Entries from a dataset
## BEGIN
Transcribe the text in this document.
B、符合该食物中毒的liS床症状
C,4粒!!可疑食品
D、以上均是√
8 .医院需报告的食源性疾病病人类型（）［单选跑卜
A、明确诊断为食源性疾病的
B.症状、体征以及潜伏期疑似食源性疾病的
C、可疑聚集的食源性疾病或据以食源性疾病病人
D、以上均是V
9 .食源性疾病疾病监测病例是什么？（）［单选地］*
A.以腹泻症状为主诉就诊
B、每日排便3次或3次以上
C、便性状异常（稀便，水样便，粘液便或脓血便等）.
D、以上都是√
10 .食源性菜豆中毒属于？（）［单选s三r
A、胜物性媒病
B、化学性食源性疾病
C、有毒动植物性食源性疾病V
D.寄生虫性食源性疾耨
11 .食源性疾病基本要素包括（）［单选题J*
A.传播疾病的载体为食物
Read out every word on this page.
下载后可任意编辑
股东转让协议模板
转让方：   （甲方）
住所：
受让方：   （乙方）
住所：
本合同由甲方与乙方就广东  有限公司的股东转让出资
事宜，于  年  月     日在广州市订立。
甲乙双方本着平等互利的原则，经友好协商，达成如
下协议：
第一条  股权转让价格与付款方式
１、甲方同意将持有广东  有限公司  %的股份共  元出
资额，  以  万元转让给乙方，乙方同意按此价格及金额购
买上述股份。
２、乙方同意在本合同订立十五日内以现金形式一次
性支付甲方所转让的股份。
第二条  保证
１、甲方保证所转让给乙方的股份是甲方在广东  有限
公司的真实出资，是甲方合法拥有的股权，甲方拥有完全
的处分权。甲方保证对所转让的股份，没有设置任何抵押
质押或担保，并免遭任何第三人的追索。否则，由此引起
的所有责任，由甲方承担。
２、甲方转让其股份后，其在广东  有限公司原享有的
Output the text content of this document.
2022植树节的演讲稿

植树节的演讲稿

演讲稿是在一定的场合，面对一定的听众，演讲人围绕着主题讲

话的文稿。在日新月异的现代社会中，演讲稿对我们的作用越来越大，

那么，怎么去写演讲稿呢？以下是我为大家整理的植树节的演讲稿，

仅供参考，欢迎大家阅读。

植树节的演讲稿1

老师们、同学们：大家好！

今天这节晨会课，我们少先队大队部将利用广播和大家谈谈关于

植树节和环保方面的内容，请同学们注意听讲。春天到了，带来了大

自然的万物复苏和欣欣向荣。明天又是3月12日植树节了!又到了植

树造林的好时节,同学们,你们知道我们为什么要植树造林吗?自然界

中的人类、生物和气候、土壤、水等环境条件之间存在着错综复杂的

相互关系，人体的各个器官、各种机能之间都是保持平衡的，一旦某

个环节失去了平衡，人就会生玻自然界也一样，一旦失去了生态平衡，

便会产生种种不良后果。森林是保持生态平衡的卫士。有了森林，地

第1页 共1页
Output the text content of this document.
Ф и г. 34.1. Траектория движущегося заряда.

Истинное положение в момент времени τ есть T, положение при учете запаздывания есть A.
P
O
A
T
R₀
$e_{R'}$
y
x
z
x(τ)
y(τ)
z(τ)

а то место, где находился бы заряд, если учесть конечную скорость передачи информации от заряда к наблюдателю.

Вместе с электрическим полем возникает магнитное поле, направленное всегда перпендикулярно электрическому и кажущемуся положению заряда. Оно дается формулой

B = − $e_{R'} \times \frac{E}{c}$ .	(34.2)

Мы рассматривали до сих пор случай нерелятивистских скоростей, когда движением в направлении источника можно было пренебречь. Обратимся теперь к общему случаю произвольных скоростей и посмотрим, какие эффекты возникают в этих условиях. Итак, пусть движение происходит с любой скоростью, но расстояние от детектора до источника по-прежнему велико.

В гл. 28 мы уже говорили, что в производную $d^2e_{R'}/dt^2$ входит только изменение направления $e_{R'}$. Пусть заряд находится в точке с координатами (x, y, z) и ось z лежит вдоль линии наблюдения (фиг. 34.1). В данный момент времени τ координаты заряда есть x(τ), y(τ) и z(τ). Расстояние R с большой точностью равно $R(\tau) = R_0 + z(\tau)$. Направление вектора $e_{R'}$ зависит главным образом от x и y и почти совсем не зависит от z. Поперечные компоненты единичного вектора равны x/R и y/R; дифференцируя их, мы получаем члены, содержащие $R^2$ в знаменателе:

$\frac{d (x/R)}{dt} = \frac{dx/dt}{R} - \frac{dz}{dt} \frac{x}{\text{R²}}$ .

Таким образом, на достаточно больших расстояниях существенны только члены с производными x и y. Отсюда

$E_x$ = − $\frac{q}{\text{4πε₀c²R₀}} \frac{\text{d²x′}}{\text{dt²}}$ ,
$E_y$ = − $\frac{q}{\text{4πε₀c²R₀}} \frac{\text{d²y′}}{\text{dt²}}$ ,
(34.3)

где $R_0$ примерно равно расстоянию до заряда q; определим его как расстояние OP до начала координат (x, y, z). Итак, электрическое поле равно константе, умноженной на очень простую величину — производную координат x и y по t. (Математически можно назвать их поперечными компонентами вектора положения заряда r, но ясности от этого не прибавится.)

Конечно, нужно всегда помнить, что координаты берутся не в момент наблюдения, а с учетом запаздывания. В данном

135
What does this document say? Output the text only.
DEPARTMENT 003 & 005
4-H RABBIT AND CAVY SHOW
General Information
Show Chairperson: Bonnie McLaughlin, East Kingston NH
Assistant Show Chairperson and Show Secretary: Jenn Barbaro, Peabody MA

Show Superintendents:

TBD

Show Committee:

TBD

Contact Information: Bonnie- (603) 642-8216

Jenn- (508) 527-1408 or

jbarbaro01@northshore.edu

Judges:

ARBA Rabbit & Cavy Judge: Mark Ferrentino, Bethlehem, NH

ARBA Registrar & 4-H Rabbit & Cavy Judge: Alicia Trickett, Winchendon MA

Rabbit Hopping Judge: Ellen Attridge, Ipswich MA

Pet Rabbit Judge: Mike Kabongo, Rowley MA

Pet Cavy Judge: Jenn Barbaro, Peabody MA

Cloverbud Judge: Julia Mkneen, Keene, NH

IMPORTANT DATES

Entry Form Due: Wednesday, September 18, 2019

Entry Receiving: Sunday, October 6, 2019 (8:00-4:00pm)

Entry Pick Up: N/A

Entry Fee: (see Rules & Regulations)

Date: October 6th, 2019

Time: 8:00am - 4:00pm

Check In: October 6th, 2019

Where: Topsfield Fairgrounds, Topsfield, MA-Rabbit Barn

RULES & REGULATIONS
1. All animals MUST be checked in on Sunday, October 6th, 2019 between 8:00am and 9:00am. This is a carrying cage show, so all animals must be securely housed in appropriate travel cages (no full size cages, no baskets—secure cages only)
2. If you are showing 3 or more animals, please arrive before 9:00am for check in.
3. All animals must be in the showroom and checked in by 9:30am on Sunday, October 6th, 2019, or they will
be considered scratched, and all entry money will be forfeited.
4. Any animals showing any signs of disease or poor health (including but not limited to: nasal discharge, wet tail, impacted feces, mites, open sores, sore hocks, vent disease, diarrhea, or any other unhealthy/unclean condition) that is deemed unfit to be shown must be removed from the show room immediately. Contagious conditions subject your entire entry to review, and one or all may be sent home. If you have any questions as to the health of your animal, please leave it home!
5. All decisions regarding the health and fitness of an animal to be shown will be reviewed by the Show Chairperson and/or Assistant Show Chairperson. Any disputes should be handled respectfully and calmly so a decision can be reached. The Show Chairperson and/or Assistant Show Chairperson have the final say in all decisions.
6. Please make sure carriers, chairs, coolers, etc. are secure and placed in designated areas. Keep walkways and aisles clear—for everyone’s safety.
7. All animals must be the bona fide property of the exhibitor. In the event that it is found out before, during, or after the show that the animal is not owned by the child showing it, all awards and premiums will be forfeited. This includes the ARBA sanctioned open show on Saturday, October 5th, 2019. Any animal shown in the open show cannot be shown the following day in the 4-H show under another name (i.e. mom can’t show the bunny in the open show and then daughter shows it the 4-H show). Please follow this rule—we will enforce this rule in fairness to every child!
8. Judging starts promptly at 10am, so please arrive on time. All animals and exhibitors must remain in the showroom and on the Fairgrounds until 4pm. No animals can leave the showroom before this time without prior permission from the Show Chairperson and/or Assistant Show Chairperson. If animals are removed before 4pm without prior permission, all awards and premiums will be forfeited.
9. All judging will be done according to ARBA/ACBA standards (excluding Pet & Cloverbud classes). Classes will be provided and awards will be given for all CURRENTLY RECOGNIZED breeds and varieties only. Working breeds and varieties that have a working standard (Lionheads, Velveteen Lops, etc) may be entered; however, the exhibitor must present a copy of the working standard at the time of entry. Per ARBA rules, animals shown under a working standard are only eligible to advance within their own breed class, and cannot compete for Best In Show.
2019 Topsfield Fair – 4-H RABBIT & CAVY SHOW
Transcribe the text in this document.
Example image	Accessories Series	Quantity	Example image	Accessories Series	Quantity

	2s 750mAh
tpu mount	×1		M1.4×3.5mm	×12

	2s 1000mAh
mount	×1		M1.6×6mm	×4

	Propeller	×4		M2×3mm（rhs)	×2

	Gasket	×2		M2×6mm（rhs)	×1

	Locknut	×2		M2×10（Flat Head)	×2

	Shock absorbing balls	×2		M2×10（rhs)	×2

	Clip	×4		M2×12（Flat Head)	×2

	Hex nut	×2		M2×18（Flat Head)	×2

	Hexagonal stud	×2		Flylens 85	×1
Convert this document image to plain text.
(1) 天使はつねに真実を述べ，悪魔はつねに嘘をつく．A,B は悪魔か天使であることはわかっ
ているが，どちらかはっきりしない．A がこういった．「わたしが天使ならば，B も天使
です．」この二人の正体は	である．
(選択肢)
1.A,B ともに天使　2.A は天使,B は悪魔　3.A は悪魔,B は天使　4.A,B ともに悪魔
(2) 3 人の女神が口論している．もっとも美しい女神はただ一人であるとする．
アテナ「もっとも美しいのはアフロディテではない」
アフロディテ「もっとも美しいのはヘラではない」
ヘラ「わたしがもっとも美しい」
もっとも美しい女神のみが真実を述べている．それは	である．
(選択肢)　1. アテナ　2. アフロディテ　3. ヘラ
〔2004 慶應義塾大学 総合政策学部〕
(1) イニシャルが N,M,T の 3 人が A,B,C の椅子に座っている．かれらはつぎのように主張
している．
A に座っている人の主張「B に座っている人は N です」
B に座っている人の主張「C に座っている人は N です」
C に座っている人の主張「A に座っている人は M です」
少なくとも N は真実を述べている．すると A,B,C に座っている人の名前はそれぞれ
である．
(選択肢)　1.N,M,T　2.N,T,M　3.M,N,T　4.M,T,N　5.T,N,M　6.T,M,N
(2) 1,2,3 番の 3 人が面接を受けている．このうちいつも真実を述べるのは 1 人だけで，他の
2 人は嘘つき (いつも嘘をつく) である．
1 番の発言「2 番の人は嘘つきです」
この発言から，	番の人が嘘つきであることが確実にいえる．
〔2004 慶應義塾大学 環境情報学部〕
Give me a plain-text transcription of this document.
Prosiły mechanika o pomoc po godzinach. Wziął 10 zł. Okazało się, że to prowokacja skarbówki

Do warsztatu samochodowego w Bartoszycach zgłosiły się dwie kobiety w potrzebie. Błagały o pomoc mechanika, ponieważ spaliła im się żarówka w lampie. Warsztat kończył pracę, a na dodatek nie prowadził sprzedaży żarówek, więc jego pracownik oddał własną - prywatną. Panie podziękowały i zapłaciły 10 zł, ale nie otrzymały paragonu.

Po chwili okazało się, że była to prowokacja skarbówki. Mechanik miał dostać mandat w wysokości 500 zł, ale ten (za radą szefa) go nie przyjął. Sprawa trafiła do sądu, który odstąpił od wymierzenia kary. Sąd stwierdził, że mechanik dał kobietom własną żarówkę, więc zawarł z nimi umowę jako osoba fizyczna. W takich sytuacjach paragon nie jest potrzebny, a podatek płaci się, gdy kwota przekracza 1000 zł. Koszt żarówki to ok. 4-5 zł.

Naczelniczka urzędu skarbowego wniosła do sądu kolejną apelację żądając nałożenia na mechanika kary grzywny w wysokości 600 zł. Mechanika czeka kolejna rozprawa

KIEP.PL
## END
Give again, word for word, every line from the one holding "Give me a plain-text" to the end of the data.

* [Solution to the exercise]
Give me a plain-text transcription of this document.
Prosiły mechanika o pomoc po godzinach. Wziął 10 zł. Okazało się, że to prowokacja skarbówki

Do warsztatu samochodowego w Bartoszycach zgłosiły się dwie kobiety w potrzebie. Błagały o pomoc mechanika, ponieważ spaliła im się żarówka w lampie. Warsztat kończył pracę, a na dodatek nie prowadził sprzedaży żarówek, więc jego pracownik oddał własną - prywatną. Panie podziękowały i zapłaciły 10 zł, ale nie otrzymały paragonu.

Po chwili okazało się, że była to prowokacja skarbówki. Mechanik miał dostać mandat w wysokości 500 zł, ale ten (za radą szefa) go nie przyjął. Sprawa trafiła do sądu, który odstąpił od wymierzenia kary. Sąd stwierdził, że mechanik dał kobietom własną żarówkę, więc zawarł z nimi umowę jako osoba fizyczna. W takich sytuacjach paragon nie jest potrzebny, a podatek płaci się, gdy kwota przekracza 1000 zł. Koszt żarówki to ok. 4-5 zł.

Naczelniczka urzędu skarbowego wniosła do sądu kolejną apelację żądając nałożenia na mechanika kary grzywny w wysokości 600 zł. Mechanika czeka kolejna rozprawa

KIEP.PL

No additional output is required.